# RECORD EXTRACTS
%%

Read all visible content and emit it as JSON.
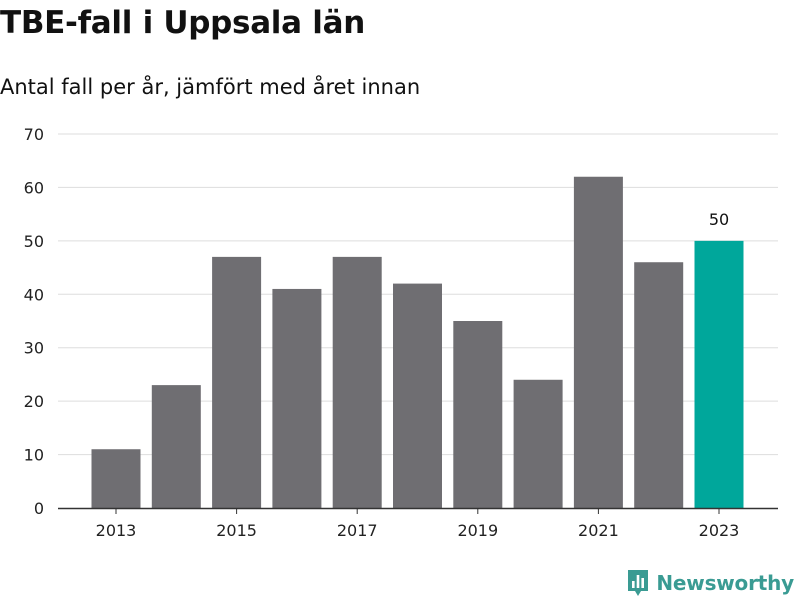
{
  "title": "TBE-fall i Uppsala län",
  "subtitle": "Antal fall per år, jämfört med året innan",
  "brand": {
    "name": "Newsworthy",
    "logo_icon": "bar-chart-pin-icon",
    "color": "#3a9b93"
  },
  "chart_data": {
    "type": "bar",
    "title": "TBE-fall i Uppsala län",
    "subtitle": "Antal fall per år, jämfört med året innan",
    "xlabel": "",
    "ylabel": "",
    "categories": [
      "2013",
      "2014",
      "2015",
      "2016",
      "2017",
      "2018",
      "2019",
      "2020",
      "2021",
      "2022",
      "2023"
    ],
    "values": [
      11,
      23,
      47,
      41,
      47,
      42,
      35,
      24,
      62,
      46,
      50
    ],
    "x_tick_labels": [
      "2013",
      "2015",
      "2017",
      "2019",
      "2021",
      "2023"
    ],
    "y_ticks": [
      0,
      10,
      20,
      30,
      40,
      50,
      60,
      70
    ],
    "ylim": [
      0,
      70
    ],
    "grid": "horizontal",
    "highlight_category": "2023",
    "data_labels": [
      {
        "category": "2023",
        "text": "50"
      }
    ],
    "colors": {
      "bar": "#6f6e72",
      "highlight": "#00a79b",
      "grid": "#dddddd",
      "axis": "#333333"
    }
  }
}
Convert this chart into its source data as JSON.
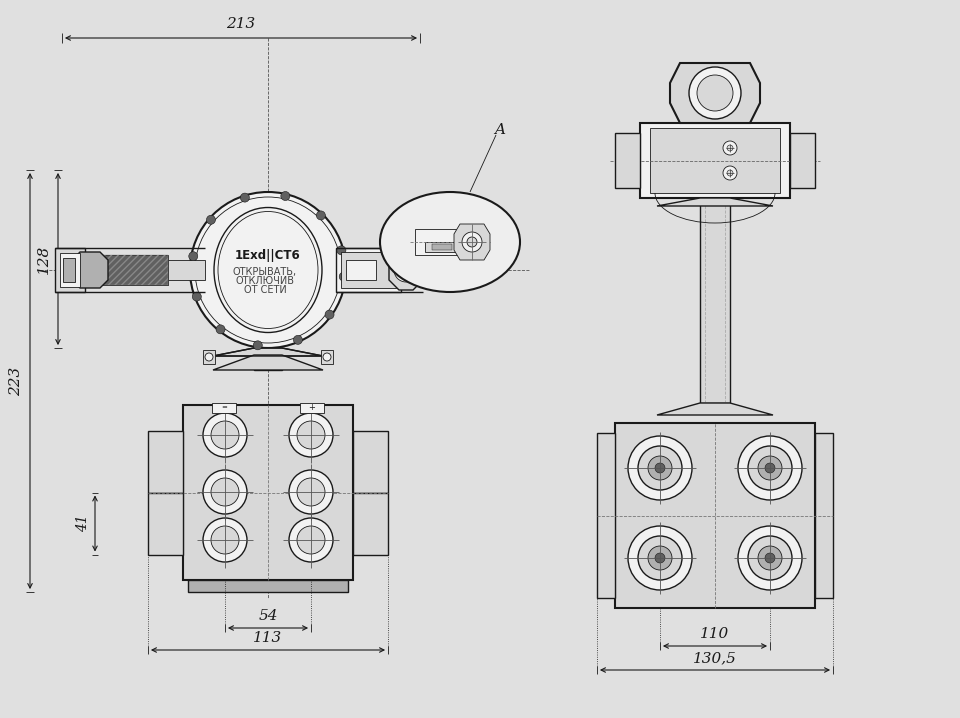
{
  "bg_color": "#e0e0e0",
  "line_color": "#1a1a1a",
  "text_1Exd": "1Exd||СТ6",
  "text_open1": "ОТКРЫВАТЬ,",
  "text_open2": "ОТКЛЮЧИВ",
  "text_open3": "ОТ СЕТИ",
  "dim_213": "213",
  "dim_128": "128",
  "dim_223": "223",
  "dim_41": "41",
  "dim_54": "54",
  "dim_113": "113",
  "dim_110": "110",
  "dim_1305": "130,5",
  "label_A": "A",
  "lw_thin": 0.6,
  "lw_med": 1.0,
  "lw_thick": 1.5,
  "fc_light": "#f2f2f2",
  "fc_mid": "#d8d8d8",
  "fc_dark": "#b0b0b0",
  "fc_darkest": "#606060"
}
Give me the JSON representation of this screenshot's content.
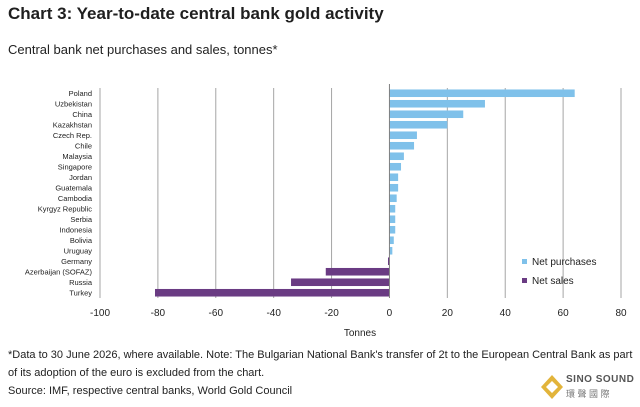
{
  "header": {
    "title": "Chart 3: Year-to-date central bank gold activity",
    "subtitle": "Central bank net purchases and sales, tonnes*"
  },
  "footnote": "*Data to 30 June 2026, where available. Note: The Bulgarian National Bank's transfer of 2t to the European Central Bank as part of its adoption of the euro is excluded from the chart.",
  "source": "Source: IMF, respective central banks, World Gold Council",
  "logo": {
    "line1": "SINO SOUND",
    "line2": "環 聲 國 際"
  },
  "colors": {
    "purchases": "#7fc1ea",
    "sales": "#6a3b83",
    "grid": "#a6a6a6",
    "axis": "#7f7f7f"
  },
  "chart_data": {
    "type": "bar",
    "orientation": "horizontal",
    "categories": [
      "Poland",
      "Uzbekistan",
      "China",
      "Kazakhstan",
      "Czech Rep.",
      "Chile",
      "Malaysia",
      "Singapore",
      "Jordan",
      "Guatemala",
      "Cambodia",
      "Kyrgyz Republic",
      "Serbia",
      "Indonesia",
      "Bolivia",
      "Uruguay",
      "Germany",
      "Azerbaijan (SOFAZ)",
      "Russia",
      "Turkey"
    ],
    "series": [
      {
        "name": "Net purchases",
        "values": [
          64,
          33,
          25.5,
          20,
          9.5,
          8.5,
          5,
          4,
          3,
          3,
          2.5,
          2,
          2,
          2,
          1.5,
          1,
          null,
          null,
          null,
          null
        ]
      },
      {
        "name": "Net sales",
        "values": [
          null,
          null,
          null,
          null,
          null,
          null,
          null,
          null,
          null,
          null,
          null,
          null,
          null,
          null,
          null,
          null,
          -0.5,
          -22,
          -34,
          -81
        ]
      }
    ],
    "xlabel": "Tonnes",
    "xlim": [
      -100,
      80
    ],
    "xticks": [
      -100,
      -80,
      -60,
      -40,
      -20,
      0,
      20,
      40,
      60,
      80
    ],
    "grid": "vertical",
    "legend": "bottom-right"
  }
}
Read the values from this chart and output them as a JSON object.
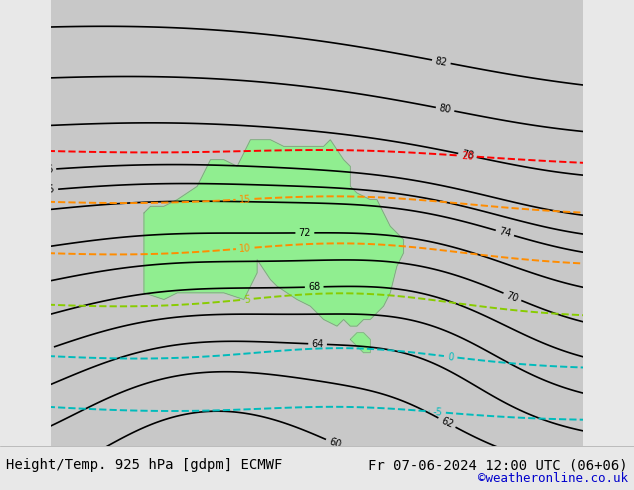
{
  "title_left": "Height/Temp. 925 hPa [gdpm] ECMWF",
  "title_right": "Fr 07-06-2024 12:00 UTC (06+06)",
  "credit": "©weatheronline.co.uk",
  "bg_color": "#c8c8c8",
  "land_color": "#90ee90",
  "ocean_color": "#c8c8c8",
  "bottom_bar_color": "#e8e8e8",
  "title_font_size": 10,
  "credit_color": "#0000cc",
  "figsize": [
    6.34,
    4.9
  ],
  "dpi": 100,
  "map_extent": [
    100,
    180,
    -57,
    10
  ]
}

%%

# WHAT THE TASK REQUIRES
Only the number is needed: state how many lines in the listing contain "horizontal".

# FINAL RESULT
2